Reproduce every line in the listing that contains the word "document".

=== TASK INPUTS ===

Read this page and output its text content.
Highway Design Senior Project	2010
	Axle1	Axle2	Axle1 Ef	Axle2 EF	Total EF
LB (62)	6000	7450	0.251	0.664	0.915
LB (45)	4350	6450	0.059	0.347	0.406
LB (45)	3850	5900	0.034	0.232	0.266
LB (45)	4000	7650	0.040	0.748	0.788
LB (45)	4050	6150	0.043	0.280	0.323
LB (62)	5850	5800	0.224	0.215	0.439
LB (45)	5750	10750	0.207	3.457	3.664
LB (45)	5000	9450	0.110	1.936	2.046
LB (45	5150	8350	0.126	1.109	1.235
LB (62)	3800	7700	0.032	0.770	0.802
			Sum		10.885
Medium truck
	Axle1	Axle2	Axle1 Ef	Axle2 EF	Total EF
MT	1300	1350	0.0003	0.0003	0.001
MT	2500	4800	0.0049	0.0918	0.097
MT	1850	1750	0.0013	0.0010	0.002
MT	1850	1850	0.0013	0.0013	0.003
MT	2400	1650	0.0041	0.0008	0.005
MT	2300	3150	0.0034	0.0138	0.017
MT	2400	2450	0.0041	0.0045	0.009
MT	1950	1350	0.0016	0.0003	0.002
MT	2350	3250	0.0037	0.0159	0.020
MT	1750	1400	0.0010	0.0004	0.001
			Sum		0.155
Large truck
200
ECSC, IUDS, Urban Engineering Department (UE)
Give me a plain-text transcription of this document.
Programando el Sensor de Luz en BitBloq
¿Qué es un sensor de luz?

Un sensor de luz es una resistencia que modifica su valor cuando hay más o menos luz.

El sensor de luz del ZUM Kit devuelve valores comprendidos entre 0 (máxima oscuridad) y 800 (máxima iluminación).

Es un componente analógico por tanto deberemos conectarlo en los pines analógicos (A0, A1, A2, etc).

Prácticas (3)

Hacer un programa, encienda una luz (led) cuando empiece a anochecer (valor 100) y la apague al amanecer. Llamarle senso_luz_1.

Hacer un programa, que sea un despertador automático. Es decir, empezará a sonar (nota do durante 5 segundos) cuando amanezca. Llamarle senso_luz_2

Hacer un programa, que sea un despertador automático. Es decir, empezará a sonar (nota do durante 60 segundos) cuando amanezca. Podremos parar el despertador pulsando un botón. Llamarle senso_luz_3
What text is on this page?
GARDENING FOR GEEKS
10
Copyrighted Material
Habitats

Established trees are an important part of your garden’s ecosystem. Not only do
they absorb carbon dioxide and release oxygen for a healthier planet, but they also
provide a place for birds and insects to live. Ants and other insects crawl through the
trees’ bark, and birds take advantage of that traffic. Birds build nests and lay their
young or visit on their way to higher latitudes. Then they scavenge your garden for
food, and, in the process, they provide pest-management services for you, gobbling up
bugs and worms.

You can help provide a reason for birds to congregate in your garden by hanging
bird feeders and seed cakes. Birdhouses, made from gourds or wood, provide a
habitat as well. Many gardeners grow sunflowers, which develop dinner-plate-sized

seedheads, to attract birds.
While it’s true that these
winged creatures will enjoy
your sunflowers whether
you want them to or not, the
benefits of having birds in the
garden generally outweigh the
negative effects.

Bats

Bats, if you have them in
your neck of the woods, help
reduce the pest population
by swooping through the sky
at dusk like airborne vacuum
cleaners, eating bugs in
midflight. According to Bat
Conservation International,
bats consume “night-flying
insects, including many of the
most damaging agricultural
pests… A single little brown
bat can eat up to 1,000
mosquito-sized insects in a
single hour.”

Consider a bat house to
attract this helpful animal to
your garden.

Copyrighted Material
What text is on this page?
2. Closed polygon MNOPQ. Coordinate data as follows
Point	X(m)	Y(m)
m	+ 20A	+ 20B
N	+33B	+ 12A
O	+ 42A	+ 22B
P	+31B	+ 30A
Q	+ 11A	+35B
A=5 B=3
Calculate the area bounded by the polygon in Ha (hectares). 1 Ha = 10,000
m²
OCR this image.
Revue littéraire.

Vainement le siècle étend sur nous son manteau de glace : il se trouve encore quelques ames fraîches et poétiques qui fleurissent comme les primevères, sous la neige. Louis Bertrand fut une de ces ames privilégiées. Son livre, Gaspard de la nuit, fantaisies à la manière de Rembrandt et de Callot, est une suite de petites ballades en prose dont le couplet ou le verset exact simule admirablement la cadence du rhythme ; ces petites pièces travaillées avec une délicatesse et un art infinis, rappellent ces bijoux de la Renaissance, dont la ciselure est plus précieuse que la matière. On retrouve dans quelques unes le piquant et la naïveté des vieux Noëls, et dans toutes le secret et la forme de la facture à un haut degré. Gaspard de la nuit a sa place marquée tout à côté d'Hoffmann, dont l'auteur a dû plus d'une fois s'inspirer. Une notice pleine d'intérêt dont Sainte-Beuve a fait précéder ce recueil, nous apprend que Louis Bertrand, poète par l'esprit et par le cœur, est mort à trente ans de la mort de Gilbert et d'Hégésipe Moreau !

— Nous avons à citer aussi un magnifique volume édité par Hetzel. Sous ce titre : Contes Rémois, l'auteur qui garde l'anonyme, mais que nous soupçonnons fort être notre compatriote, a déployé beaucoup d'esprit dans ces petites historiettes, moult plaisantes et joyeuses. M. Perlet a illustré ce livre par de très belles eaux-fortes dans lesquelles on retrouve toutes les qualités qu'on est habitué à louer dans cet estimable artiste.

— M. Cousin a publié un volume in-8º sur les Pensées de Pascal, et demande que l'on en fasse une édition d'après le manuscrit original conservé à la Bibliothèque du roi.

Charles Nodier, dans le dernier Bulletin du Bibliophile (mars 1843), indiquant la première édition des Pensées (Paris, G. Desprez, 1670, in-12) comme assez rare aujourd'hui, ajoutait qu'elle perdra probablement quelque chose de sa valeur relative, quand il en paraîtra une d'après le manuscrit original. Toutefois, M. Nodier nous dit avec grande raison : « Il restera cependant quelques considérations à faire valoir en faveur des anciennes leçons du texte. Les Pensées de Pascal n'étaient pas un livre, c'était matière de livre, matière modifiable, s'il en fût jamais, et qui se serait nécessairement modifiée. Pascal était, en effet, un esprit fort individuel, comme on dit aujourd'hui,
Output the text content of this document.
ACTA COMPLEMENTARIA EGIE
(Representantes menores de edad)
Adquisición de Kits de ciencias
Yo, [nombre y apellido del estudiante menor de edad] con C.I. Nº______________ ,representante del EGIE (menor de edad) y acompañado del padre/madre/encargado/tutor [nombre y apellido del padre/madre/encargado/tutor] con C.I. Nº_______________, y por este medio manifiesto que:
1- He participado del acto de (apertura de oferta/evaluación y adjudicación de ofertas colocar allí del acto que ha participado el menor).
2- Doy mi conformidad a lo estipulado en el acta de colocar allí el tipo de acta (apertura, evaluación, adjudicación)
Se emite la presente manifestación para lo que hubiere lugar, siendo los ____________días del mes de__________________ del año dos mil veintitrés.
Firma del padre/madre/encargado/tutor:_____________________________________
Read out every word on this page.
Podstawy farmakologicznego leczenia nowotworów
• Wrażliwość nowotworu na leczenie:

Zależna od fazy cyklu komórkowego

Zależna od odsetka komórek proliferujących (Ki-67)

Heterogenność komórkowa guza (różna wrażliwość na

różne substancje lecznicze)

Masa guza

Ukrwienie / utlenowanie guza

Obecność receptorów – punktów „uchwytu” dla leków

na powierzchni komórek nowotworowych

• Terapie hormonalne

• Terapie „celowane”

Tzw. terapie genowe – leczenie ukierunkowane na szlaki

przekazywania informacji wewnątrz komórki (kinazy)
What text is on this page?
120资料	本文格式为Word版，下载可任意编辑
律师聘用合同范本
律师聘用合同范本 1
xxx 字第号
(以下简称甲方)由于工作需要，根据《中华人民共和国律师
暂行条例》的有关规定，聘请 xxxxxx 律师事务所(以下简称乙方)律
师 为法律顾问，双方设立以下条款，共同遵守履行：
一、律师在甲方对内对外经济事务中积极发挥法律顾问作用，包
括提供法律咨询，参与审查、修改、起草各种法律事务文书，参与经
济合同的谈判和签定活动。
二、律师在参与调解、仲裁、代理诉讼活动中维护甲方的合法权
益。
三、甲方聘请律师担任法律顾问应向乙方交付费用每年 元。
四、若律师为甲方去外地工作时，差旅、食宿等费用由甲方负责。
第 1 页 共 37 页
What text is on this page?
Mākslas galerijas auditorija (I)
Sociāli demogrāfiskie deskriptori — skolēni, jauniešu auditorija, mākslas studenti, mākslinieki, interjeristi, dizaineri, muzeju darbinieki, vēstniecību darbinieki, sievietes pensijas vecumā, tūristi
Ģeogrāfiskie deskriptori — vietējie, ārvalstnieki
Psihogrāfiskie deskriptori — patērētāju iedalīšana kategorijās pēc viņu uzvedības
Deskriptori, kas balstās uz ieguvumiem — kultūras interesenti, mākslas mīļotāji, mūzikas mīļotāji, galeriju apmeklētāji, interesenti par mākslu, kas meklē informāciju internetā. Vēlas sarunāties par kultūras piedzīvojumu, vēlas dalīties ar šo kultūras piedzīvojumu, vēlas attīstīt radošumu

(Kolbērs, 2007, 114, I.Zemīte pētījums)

===

> [SOLUTION FOR THIS TASK]:
Give me a plain-text transcription of this document.
Output the text content of this document.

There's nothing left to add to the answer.